## What you will do
Every entry below should be printed exactly, without its images.

-- begin --

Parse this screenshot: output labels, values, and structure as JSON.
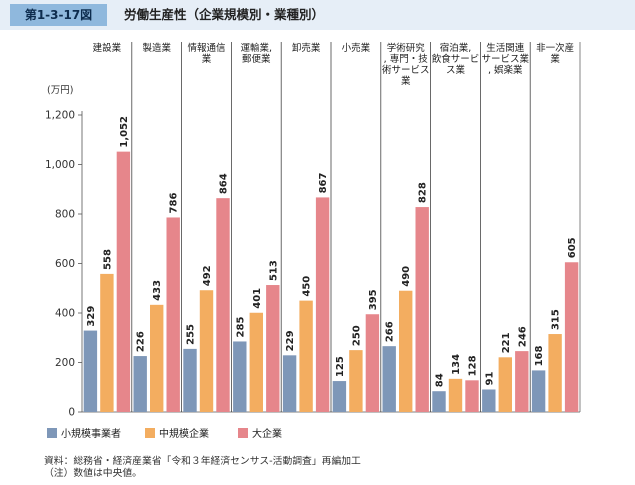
{
  "header": {
    "figure_number": "第1-3-17図",
    "title": "労働生産性（企業規模別・業種別）"
  },
  "colors": {
    "small": "#7e97b8",
    "medium": "#f3ad60",
    "large": "#e6868b",
    "header_bg": "#e6eef7",
    "badge_bg": "#8fb8dd"
  },
  "chart_data": {
    "type": "bar",
    "ylabel": "(万円)",
    "ylim": [
      0,
      1200
    ],
    "yticks": [
      0,
      200,
      400,
      600,
      800,
      1000,
      1200
    ],
    "ytick_labels": [
      "0",
      "200",
      "400",
      "600",
      "800",
      "1,000",
      "1,200"
    ],
    "categories": [
      [
        "建設業"
      ],
      [
        "製造業"
      ],
      [
        "情報通信",
        "業"
      ],
      [
        "運輸業,",
        "郵便業"
      ],
      [
        "卸売業"
      ],
      [
        "小売業"
      ],
      [
        "学術研究",
        ", 専門・技",
        "術サービス",
        "業"
      ],
      [
        "宿泊業,",
        "飲食サービ",
        "ス業"
      ],
      [
        "生活関連",
        "サービス業",
        ", 娯楽業"
      ],
      [
        "非一次産",
        "業"
      ]
    ],
    "series": [
      {
        "name": "小規模事業者",
        "values": [
          329,
          226,
          255,
          285,
          229,
          125,
          266,
          84,
          91,
          168
        ],
        "labels": [
          "329",
          "226",
          "255",
          "285",
          "229",
          "125",
          "266",
          "84",
          "91",
          "168"
        ]
      },
      {
        "name": "中規模企業",
        "values": [
          558,
          433,
          492,
          401,
          450,
          250,
          490,
          134,
          221,
          315
        ],
        "labels": [
          "558",
          "433",
          "492",
          "401",
          "450",
          "250",
          "490",
          "134",
          "221",
          "315"
        ]
      },
      {
        "name": "大企業",
        "values": [
          1052,
          786,
          864,
          513,
          867,
          395,
          828,
          128,
          246,
          605
        ],
        "labels": [
          "1,052",
          "786",
          "864",
          "513",
          "867",
          "395",
          "828",
          "128",
          "246",
          "605"
        ]
      }
    ],
    "legend_position": "bottom-left"
  },
  "footer": {
    "source": "資料：総務省・経済産業省「令和３年経済センサス‐活動調査」再編加工",
    "note": "（注）数値は中央値。"
  }
}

-- end --

## Correct answer
Parse this screenshot: output labels, values, and structure as JSON.
{
  "header": {
    "figure_number": "第1-3-17図",
    "title": "労働生産性（企業規模別・業種別）"
  },
  "colors": {
    "small": "#7e97b8",
    "medium": "#f3ad60",
    "large": "#e6868b",
    "header_bg": "#e6eef7",
    "badge_bg": "#8fb8dd"
  },
  "chart_data": {
    "type": "bar",
    "ylabel": "(万円)",
    "ylim": [
      0,
      1200
    ],
    "yticks": [
      0,
      200,
      400,
      600,
      800,
      1000,
      1200
    ],
    "ytick_labels": [
      "0",
      "200",
      "400",
      "600",
      "800",
      "1,000",
      "1,200"
    ],
    "categories": [
      [
        "建設業"
      ],
      [
        "製造業"
      ],
      [
        "情報通信",
        "業"
      ],
      [
        "運輸業,",
        "郵便業"
      ],
      [
        "卸売業"
      ],
      [
        "小売業"
      ],
      [
        "学術研究",
        ", 専門・技",
        "術サービス",
        "業"
      ],
      [
        "宿泊業,",
        "飲食サービ",
        "ス業"
      ],
      [
        "生活関連",
        "サービス業",
        ", 娯楽業"
      ],
      [
        "非一次産",
        "業"
      ]
    ],
    "series": [
      {
        "name": "小規模事業者",
        "values": [
          329,
          226,
          255,
          285,
          229,
          125,
          266,
          84,
          91,
          168
        ],
        "labels": [
          "329",
          "226",
          "255",
          "285",
          "229",
          "125",
          "266",
          "84",
          "91",
          "168"
        ]
      },
      {
        "name": "中規模企業",
        "values": [
          558,
          433,
          492,
          401,
          450,
          250,
          490,
          134,
          221,
          315
        ],
        "labels": [
          "558",
          "433",
          "492",
          "401",
          "450",
          "250",
          "490",
          "134",
          "221",
          "315"
        ]
      },
      {
        "name": "大企業",
        "values": [
          1052,
          786,
          864,
          513,
          867,
          395,
          828,
          128,
          246,
          605
        ],
        "labels": [
          "1,052",
          "786",
          "864",
          "513",
          "867",
          "395",
          "828",
          "128",
          "246",
          "605"
        ]
      }
    ],
    "legend_position": "bottom-left"
  },
  "footer": {
    "source": "資料：総務省・経済産業省「令和３年経済センサス‐活動調査」再編加工",
    "note": "（注）数値は中央値。"
  }
}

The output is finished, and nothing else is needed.